◆ **SET EXERCISE**
Transcribe every record that appears below, exactly and in full.

(Records from a dataset)
━━━━━━━━━━━━━━━━━━━━━━━━━━━━━━

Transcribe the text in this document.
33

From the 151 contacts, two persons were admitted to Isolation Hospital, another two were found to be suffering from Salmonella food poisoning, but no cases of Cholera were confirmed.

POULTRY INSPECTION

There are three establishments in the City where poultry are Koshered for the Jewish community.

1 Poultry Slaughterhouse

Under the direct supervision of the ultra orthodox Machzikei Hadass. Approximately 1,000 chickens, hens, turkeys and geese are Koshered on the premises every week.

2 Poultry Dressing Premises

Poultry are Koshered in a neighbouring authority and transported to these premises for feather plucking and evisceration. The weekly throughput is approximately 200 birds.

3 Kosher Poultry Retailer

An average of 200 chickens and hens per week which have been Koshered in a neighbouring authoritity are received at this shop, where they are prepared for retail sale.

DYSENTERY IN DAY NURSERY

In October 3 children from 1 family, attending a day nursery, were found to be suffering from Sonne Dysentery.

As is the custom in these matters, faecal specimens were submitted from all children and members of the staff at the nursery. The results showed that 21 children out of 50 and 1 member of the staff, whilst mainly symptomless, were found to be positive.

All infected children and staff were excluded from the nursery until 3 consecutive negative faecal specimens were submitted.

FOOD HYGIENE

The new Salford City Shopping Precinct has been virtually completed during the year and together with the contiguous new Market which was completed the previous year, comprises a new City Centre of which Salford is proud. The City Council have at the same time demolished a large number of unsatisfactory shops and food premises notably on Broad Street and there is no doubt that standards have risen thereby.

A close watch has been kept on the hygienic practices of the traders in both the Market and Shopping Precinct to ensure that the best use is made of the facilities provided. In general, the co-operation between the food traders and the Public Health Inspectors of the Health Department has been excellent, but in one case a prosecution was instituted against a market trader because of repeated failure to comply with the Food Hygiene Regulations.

━━━━━━━━━━━━━━━━━━━━━━━━━━━━━━

◆ **RESPONSE FOR THIS EXERCISE**
Transcribe the text in this document.
33

From the 151 contacts, two persons were admitted to Isolation Hospital, another two were found to be suffering from Salmonella food poisoning, but no cases of Cholera were confirmed.

POULTRY INSPECTION

There are three establishments in the City where poultry are Koshered for the Jewish community.

1 Poultry Slaughterhouse

Under the direct supervision of the ultra orthodox Machzikei Hadass. Approximately 1,000 chickens, hens, turkeys and geese are Koshered on the premises every week.

2 Poultry Dressing Premises

Poultry are Koshered in a neighbouring authority and transported to these premises for feather plucking and evisceration. The weekly throughput is approximately 200 birds.

3 Kosher Poultry Retailer

An average of 200 chickens and hens per week which have been Koshered in a neighbouring authoritity are received at this shop, where they are prepared for retail sale.

DYSENTERY IN DAY NURSERY

In October 3 children from 1 family, attending a day nursery, were found to be suffering from Sonne Dysentery.

As is the custom in these matters, faecal specimens were submitted from all children and members of the staff at the nursery. The results showed that 21 children out of 50 and 1 member of the staff, whilst mainly symptomless, were found to be positive.

All infected children and staff were excluded from the nursery until 3 consecutive negative faecal specimens were submitted.

FOOD HYGIENE

The new Salford City Shopping Precinct has been virtually completed during the year and together with the contiguous new Market which was completed the previous year, comprises a new City Centre of which Salford is proud. The City Council have at the same time demolished a large number of unsatisfactory shops and food premises notably on Broad Street and there is no doubt that standards have risen thereby.

A close watch has been kept on the hygienic practices of the traders in both the Market and Shopping Precinct to ensure that the best use is made of the facilities provided. In general, the co-operation between the food traders and the Public Health Inspectors of the Health Department has been excellent, but in one case a prosecution was instituted against a market trader because of repeated failure to comply with the Food Hygiene Regulations.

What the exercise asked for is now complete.